**The input**
----

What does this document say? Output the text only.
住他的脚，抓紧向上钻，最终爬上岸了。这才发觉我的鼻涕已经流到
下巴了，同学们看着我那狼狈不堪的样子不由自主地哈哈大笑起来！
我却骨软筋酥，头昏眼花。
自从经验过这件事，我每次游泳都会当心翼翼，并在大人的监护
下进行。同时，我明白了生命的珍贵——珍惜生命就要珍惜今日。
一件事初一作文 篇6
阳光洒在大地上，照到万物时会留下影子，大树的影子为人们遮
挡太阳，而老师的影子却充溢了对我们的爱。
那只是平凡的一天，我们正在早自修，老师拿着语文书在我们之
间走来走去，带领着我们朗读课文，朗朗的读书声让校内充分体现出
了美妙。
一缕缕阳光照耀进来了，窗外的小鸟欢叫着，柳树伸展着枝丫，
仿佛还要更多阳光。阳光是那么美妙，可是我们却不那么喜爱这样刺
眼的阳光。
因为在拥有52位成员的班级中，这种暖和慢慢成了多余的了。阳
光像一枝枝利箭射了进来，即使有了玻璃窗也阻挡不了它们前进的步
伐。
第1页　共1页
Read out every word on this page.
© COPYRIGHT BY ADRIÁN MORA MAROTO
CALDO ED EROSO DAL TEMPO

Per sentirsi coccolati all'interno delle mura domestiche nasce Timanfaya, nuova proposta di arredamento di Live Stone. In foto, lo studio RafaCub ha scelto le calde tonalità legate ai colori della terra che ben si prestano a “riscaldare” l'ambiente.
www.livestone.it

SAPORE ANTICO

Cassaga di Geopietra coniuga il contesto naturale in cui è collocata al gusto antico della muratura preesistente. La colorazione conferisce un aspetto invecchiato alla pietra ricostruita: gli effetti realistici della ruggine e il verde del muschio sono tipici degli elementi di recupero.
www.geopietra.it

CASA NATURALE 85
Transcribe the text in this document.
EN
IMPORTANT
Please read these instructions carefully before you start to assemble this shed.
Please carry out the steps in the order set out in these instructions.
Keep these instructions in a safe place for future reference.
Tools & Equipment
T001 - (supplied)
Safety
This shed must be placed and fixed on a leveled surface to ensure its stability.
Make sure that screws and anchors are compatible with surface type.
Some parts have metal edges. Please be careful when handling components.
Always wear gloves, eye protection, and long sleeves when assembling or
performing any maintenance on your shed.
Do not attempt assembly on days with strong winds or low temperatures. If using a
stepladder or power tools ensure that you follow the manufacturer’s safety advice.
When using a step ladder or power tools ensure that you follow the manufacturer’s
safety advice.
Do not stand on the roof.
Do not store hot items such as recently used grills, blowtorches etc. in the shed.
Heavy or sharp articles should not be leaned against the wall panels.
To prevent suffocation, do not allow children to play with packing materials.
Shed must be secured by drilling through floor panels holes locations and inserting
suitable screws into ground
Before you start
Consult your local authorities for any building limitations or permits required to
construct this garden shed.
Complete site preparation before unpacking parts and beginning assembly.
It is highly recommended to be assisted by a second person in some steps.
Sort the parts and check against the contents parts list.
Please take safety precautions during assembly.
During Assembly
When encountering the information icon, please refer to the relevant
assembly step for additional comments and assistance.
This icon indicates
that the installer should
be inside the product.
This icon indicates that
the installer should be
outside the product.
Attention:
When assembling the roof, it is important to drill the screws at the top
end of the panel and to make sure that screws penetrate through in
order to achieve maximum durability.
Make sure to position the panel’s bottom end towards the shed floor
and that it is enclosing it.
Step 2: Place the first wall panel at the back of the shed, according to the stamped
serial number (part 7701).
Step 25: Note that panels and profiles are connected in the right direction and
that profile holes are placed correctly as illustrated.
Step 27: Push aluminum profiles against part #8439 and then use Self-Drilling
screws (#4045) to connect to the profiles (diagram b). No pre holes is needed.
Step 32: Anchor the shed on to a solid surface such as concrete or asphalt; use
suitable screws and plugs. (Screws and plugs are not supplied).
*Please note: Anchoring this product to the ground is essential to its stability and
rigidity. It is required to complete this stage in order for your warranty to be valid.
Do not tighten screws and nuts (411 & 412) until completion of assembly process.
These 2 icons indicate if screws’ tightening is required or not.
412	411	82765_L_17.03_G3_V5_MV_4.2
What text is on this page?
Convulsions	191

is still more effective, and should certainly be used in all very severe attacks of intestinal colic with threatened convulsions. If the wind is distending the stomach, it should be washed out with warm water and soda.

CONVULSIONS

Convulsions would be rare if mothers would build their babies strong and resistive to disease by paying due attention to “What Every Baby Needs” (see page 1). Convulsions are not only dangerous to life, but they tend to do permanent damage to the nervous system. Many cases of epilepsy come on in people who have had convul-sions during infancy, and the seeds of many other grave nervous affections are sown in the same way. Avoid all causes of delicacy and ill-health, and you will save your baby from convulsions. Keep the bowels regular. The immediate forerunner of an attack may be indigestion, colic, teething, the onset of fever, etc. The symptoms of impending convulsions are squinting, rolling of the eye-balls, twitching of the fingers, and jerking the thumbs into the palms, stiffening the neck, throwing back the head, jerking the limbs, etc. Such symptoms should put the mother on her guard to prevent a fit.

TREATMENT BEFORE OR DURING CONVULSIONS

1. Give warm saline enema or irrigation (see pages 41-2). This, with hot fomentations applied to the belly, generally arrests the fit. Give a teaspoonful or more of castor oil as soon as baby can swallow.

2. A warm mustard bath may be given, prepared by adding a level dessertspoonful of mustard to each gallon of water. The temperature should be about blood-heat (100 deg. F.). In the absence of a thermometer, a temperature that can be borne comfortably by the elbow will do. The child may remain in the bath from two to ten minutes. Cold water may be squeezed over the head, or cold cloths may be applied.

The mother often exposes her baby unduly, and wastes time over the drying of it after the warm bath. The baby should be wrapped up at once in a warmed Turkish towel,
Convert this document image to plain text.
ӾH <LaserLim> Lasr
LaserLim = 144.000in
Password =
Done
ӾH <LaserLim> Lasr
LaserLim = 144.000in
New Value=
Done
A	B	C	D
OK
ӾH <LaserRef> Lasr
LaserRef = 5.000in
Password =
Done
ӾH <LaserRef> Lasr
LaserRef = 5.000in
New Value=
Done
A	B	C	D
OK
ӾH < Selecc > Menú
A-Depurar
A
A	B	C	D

----

**Written task**
Repeat the entries above exactly, leaving nothing out.

**Solution below**
What does this document say? Output the text only.
住他的脚，抓紧向上钻，最终爬上岸了。这才发觉我的鼻涕已经流到
下巴了，同学们看着我那狼狈不堪的样子不由自主地哈哈大笑起来！
我却骨软筋酥，头昏眼花。
自从经验过这件事，我每次游泳都会当心翼翼，并在大人的监护
下进行。同时，我明白了生命的珍贵——珍惜生命就要珍惜今日。
一件事初一作文 篇6
阳光洒在大地上，照到万物时会留下影子，大树的影子为人们遮
挡太阳，而老师的影子却充溢了对我们的爱。
那只是平凡的一天，我们正在早自修，老师拿着语文书在我们之
间走来走去，带领着我们朗读课文，朗朗的读书声让校内充分体现出
了美妙。
一缕缕阳光照耀进来了，窗外的小鸟欢叫着，柳树伸展着枝丫，
仿佛还要更多阳光。阳光是那么美妙，可是我们却不那么喜爱这样刺
眼的阳光。
因为在拥有52位成员的班级中，这种暖和慢慢成了多余的了。阳
光像一枝枝利箭射了进来，即使有了玻璃窗也阻挡不了它们前进的步
伐。
第1页　共1页
Read out every word on this page.
© COPYRIGHT BY ADRIÁN MORA MAROTO
CALDO ED EROSO DAL TEMPO

Per sentirsi coccolati all'interno delle mura domestiche nasce Timanfaya, nuova proposta di arredamento di Live Stone. In foto, lo studio RafaCub ha scelto le calde tonalità legate ai colori della terra che ben si prestano a “riscaldare” l'ambiente.
www.livestone.it

SAPORE ANTICO

Cassaga di Geopietra coniuga il contesto naturale in cui è collocata al gusto antico della muratura preesistente. La colorazione conferisce un aspetto invecchiato alla pietra ricostruita: gli effetti realistici della ruggine e il verde del muschio sono tipici degli elementi di recupero.
www.geopietra.it

CASA NATURALE 85
Transcribe the text in this document.
EN
IMPORTANT
Please read these instructions carefully before you start to assemble this shed.
Please carry out the steps in the order set out in these instructions.
Keep these instructions in a safe place for future reference.
Tools & Equipment
T001 - (supplied)
Safety
This shed must be placed and fixed on a leveled surface to ensure its stability.
Make sure that screws and anchors are compatible with surface type.
Some parts have metal edges. Please be careful when handling components.
Always wear gloves, eye protection, and long sleeves when assembling or
performing any maintenance on your shed.
Do not attempt assembly on days with strong winds or low temperatures. If using a
stepladder or power tools ensure that you follow the manufacturer’s safety advice.
When using a step ladder or power tools ensure that you follow the manufacturer’s
safety advice.
Do not stand on the roof.
Do not store hot items such as recently used grills, blowtorches etc. in the shed.
Heavy or sharp articles should not be leaned against the wall panels.
To prevent suffocation, do not allow children to play with packing materials.
Shed must be secured by drilling through floor panels holes locations and inserting
suitable screws into ground
Before you start
Consult your local authorities for any building limitations or permits required to
construct this garden shed.
Complete site preparation before unpacking parts and beginning assembly.
It is highly recommended to be assisted by a second person in some steps.
Sort the parts and check against the contents parts list.
Please take safety precautions during assembly.
During Assembly
When encountering the information icon, please refer to the relevant
assembly step for additional comments and assistance.
This icon indicates
that the installer should
be inside the product.
This icon indicates that
the installer should be
outside the product.
Attention:
When assembling the roof, it is important to drill the screws at the top
end of the panel and to make sure that screws penetrate through in
order to achieve maximum durability.
Make sure to position the panel’s bottom end towards the shed floor
and that it is enclosing it.
Step 2: Place the first wall panel at the back of the shed, according to the stamped
serial number (part 7701).
Step 25: Note that panels and profiles are connected in the right direction and
that profile holes are placed correctly as illustrated.
Step 27: Push aluminum profiles against part #8439 and then use Self-Drilling
screws (#4045) to connect to the profiles (diagram b). No pre holes is needed.
Step 32: Anchor the shed on to a solid surface such as concrete or asphalt; use
suitable screws and plugs. (Screws and plugs are not supplied).
*Please note: Anchoring this product to the ground is essential to its stability and
rigidity. It is required to complete this stage in order for your warranty to be valid.
Do not tighten screws and nuts (411 & 412) until completion of assembly process.
These 2 icons indicate if screws’ tightening is required or not.
412	411	82765_L_17.03_G3_V5_MV_4.2
What text is on this page?
Convulsions	191

is still more effective, and should certainly be used in all very severe attacks of intestinal colic with threatened convulsions. If the wind is distending the stomach, it should be washed out with warm water and soda.

CONVULSIONS

Convulsions would be rare if mothers would build their babies strong and resistive to disease by paying due attention to “What Every Baby Needs” (see page 1). Convulsions are not only dangerous to life, but they tend to do permanent damage to the nervous system. Many cases of epilepsy come on in people who have had convul-sions during infancy, and the seeds of many other grave nervous affections are sown in the same way. Avoid all causes of delicacy and ill-health, and you will save your baby from convulsions. Keep the bowels regular. The immediate forerunner of an attack may be indigestion, colic, teething, the onset of fever, etc. The symptoms of impending convulsions are squinting, rolling of the eye-balls, twitching of the fingers, and jerking the thumbs into the palms, stiffening the neck, throwing back the head, jerking the limbs, etc. Such symptoms should put the mother on her guard to prevent a fit.

TREATMENT BEFORE OR DURING CONVULSIONS

1. Give warm saline enema or irrigation (see pages 41-2). This, with hot fomentations applied to the belly, generally arrests the fit. Give a teaspoonful or more of castor oil as soon as baby can swallow.

2. A warm mustard bath may be given, prepared by adding a level dessertspoonful of mustard to each gallon of water. The temperature should be about blood-heat (100 deg. F.). In the absence of a thermometer, a temperature that can be borne comfortably by the elbow will do. The child may remain in the bath from two to ten minutes. Cold water may be squeezed over the head, or cold cloths may be applied.

The mother often exposes her baby unduly, and wastes time over the drying of it after the warm bath. The baby should be wrapped up at once in a warmed Turkish towel,
Convert this document image to plain text.
ӾH <LaserLim> Lasr
LaserLim = 144.000in
Password =
Done
ӾH <LaserLim> Lasr
LaserLim = 144.000in
New Value=
Done
A	B	C	D
OK
ӾH <LaserRef> Lasr
LaserRef = 5.000in
Password =
Done
ӾH <LaserRef> Lasr
LaserRef = 5.000in
New Value=
Done
A	B	C	D
OK
ӾH < Selecc > Menú
A-Depurar
A
A	B	C	D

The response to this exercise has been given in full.